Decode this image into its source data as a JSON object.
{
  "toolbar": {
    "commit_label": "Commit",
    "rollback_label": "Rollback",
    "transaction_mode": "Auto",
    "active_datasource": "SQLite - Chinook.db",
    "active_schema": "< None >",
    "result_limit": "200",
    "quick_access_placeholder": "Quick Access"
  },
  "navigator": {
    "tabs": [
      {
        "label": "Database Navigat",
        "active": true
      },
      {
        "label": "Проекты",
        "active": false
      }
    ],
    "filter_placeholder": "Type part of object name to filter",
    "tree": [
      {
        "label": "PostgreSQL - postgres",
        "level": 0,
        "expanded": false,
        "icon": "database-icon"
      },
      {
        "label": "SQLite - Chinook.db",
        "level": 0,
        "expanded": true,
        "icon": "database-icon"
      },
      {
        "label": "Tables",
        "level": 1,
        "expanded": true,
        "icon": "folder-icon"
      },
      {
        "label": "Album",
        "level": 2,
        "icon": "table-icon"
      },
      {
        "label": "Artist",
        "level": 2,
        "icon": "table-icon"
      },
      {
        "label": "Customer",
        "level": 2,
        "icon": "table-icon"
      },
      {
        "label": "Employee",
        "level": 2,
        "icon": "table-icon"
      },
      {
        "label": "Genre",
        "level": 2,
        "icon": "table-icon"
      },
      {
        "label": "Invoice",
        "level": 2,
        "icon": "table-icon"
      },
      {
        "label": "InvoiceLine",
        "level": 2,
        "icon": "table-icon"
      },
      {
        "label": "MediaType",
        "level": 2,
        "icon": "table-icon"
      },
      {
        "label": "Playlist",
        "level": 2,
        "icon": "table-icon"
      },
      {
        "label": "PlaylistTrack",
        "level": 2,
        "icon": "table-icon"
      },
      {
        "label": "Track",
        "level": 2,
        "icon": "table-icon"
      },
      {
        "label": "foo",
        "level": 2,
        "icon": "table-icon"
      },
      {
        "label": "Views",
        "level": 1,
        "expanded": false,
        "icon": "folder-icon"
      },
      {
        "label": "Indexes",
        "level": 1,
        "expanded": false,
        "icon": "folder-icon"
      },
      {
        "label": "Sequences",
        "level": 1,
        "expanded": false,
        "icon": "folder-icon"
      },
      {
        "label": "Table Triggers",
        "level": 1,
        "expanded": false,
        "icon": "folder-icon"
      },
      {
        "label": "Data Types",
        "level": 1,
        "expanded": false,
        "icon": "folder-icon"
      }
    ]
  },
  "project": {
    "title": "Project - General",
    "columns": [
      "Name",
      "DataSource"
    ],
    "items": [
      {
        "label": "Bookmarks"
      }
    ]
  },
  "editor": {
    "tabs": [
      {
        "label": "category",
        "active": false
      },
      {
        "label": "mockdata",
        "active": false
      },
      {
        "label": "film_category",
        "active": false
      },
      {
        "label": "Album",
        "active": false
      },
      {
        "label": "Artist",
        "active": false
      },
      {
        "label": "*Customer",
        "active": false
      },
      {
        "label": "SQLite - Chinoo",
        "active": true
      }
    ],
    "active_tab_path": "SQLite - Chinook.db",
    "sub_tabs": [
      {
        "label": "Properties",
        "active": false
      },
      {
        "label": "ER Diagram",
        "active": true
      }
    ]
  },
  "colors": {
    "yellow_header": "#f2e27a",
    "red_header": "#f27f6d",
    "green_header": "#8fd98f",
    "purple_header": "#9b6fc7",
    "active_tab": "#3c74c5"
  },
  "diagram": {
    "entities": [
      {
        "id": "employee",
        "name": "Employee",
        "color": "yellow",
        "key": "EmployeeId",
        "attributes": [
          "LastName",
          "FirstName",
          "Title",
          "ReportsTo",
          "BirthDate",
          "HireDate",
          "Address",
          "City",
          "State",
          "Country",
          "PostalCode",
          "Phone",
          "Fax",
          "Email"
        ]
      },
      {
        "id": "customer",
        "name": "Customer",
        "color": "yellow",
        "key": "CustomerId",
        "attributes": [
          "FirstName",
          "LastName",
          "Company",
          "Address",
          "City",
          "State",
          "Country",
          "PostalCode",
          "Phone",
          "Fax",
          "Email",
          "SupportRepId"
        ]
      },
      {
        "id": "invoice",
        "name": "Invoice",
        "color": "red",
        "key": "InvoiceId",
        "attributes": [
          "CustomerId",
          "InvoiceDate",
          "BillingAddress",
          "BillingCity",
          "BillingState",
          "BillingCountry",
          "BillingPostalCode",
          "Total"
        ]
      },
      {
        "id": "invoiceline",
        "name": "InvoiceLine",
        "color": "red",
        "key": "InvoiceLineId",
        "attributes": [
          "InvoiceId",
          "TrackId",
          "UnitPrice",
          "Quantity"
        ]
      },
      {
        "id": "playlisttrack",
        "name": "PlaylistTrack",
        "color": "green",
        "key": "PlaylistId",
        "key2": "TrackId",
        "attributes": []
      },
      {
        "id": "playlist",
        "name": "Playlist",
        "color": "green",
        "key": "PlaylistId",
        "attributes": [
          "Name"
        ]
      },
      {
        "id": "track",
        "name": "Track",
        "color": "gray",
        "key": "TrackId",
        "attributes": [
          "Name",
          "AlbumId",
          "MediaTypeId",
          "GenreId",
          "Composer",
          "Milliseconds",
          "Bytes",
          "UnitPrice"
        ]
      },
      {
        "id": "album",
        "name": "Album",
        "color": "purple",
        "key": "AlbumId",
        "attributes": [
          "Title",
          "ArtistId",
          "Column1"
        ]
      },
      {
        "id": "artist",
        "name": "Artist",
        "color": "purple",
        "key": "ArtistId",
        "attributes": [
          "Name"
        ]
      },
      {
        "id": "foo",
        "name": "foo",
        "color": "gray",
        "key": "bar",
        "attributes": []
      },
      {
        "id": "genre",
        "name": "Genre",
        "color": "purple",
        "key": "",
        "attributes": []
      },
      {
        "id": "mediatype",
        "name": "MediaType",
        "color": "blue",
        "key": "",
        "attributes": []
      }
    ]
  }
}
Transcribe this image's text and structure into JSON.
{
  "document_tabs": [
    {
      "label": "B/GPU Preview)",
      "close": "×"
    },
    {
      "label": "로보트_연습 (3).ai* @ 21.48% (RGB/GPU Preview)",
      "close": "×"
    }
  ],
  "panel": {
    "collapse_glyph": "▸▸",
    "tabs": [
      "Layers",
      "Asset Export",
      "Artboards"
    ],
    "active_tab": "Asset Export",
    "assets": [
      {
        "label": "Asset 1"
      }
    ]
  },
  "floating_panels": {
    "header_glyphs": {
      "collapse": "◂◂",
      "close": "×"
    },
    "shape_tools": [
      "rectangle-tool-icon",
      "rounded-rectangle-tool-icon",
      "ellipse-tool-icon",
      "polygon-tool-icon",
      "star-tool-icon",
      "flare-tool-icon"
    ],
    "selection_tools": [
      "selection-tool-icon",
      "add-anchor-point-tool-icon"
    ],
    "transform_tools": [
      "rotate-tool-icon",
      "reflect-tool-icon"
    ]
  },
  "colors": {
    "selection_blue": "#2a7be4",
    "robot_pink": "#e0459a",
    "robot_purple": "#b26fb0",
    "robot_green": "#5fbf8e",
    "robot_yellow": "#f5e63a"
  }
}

____

_AIM OF THE EXERCISE:_ Would you reproduce the material above in full, exactly as given?

_RESULT:_
Decode this image into its source data as a JSON object.
{
  "toolbar": {
    "commit_label": "Commit",
    "rollback_label": "Rollback",
    "transaction_mode": "Auto",
    "active_datasource": "SQLite - Chinook.db",
    "active_schema": "< None >",
    "result_limit": "200",
    "quick_access_placeholder": "Quick Access"
  },
  "navigator": {
    "tabs": [
      {
        "label": "Database Navigat",
        "active": true
      },
      {
        "label": "Проекты",
        "active": false
      }
    ],
    "filter_placeholder": "Type part of object name to filter",
    "tree": [
      {
        "label": "PostgreSQL - postgres",
        "level": 0,
        "expanded": false,
        "icon": "database-icon"
      },
      {
        "label": "SQLite - Chinook.db",
        "level": 0,
        "expanded": true,
        "icon": "database-icon"
      },
      {
        "label": "Tables",
        "level": 1,
        "expanded": true,
        "icon": "folder-icon"
      },
      {
        "label": "Album",
        "level": 2,
        "icon": "table-icon"
      },
      {
        "label": "Artist",
        "level": 2,
        "icon": "table-icon"
      },
      {
        "label": "Customer",
        "level": 2,
        "icon": "table-icon"
      },
      {
        "label": "Employee",
        "level": 2,
        "icon": "table-icon"
      },
      {
        "label": "Genre",
        "level": 2,
        "icon": "table-icon"
      },
      {
        "label": "Invoice",
        "level": 2,
        "icon": "table-icon"
      },
      {
        "label": "InvoiceLine",
        "level": 2,
        "icon": "table-icon"
      },
      {
        "label": "MediaType",
        "level": 2,
        "icon": "table-icon"
      },
      {
        "label": "Playlist",
        "level": 2,
        "icon": "table-icon"
      },
      {
        "label": "PlaylistTrack",
        "level": 2,
        "icon": "table-icon"
      },
      {
        "label": "Track",
        "level": 2,
        "icon": "table-icon"
      },
      {
        "label": "foo",
        "level": 2,
        "icon": "table-icon"
      },
      {
        "label": "Views",
        "level": 1,
        "expanded": false,
        "icon": "folder-icon"
      },
      {
        "label": "Indexes",
        "level": 1,
        "expanded": false,
        "icon": "folder-icon"
      },
      {
        "label": "Sequences",
        "level": 1,
        "expanded": false,
        "icon": "folder-icon"
      },
      {
        "label": "Table Triggers",
        "level": 1,
        "expanded": false,
        "icon": "folder-icon"
      },
      {
        "label": "Data Types",
        "level": 1,
        "expanded": false,
        "icon": "folder-icon"
      }
    ]
  },
  "project": {
    "title": "Project - General",
    "columns": [
      "Name",
      "DataSource"
    ],
    "items": [
      {
        "label": "Bookmarks"
      }
    ]
  },
  "editor": {
    "tabs": [
      {
        "label": "category",
        "active": false
      },
      {
        "label": "mockdata",
        "active": false
      },
      {
        "label": "film_category",
        "active": false
      },
      {
        "label": "Album",
        "active": false
      },
      {
        "label": "Artist",
        "active": false
      },
      {
        "label": "*Customer",
        "active": false
      },
      {
        "label": "SQLite - Chinoo",
        "active": true
      }
    ],
    "active_tab_path": "SQLite - Chinook.db",
    "sub_tabs": [
      {
        "label": "Properties",
        "active": false
      },
      {
        "label": "ER Diagram",
        "active": true
      }
    ]
  },
  "colors": {
    "yellow_header": "#f2e27a",
    "red_header": "#f27f6d",
    "green_header": "#8fd98f",
    "purple_header": "#9b6fc7",
    "active_tab": "#3c74c5"
  },
  "diagram": {
    "entities": [
      {
        "id": "employee",
        "name": "Employee",
        "color": "yellow",
        "key": "EmployeeId",
        "attributes": [
          "LastName",
          "FirstName",
          "Title",
          "ReportsTo",
          "BirthDate",
          "HireDate",
          "Address",
          "City",
          "State",
          "Country",
          "PostalCode",
          "Phone",
          "Fax",
          "Email"
        ]
      },
      {
        "id": "customer",
        "name": "Customer",
        "color": "yellow",
        "key": "CustomerId",
        "attributes": [
          "FirstName",
          "LastName",
          "Company",
          "Address",
          "City",
          "State",
          "Country",
          "PostalCode",
          "Phone",
          "Fax",
          "Email",
          "SupportRepId"
        ]
      },
      {
        "id": "invoice",
        "name": "Invoice",
        "color": "red",
        "key": "InvoiceId",
        "attributes": [
          "CustomerId",
          "InvoiceDate",
          "BillingAddress",
          "BillingCity",
          "BillingState",
          "BillingCountry",
          "BillingPostalCode",
          "Total"
        ]
      },
      {
        "id": "invoiceline",
        "name": "InvoiceLine",
        "color": "red",
        "key": "InvoiceLineId",
        "attributes": [
          "InvoiceId",
          "TrackId",
          "UnitPrice",
          "Quantity"
        ]
      },
      {
        "id": "playlisttrack",
        "name": "PlaylistTrack",
        "color": "green",
        "key": "PlaylistId",
        "key2": "TrackId",
        "attributes": []
      },
      {
        "id": "playlist",
        "name": "Playlist",
        "color": "green",
        "key": "PlaylistId",
        "attributes": [
          "Name"
        ]
      },
      {
        "id": "track",
        "name": "Track",
        "color": "gray",
        "key": "TrackId",
        "attributes": [
          "Name",
          "AlbumId",
          "MediaTypeId",
          "GenreId",
          "Composer",
          "Milliseconds",
          "Bytes",
          "UnitPrice"
        ]
      },
      {
        "id": "album",
        "name": "Album",
        "color": "purple",
        "key": "AlbumId",
        "attributes": [
          "Title",
          "ArtistId",
          "Column1"
        ]
      },
      {
        "id": "artist",
        "name": "Artist",
        "color": "purple",
        "key": "ArtistId",
        "attributes": [
          "Name"
        ]
      },
      {
        "id": "foo",
        "name": "foo",
        "color": "gray",
        "key": "bar",
        "attributes": []
      },
      {
        "id": "genre",
        "name": "Genre",
        "color": "purple",
        "key": "",
        "attributes": []
      },
      {
        "id": "mediatype",
        "name": "MediaType",
        "color": "blue",
        "key": "",
        "attributes": []
      }
    ]
  }
}
Transcribe this image's text and structure into JSON.
{
  "document_tabs": [
    {
      "label": "B/GPU Preview)",
      "close": "×"
    },
    {
      "label": "로보트_연습 (3).ai* @ 21.48% (RGB/GPU Preview)",
      "close": "×"
    }
  ],
  "panel": {
    "collapse_glyph": "▸▸",
    "tabs": [
      "Layers",
      "Asset Export",
      "Artboards"
    ],
    "active_tab": "Asset Export",
    "assets": [
      {
        "label": "Asset 1"
      }
    ]
  },
  "floating_panels": {
    "header_glyphs": {
      "collapse": "◂◂",
      "close": "×"
    },
    "shape_tools": [
      "rectangle-tool-icon",
      "rounded-rectangle-tool-icon",
      "ellipse-tool-icon",
      "polygon-tool-icon",
      "star-tool-icon",
      "flare-tool-icon"
    ],
    "selection_tools": [
      "selection-tool-icon",
      "add-anchor-point-tool-icon"
    ],
    "transform_tools": [
      "rotate-tool-icon",
      "reflect-tool-icon"
    ]
  },
  "colors": {
    "selection_blue": "#2a7be4",
    "robot_pink": "#e0459a",
    "robot_purple": "#b26fb0",
    "robot_green": "#5fbf8e",
    "robot_yellow": "#f5e63a"
  }
}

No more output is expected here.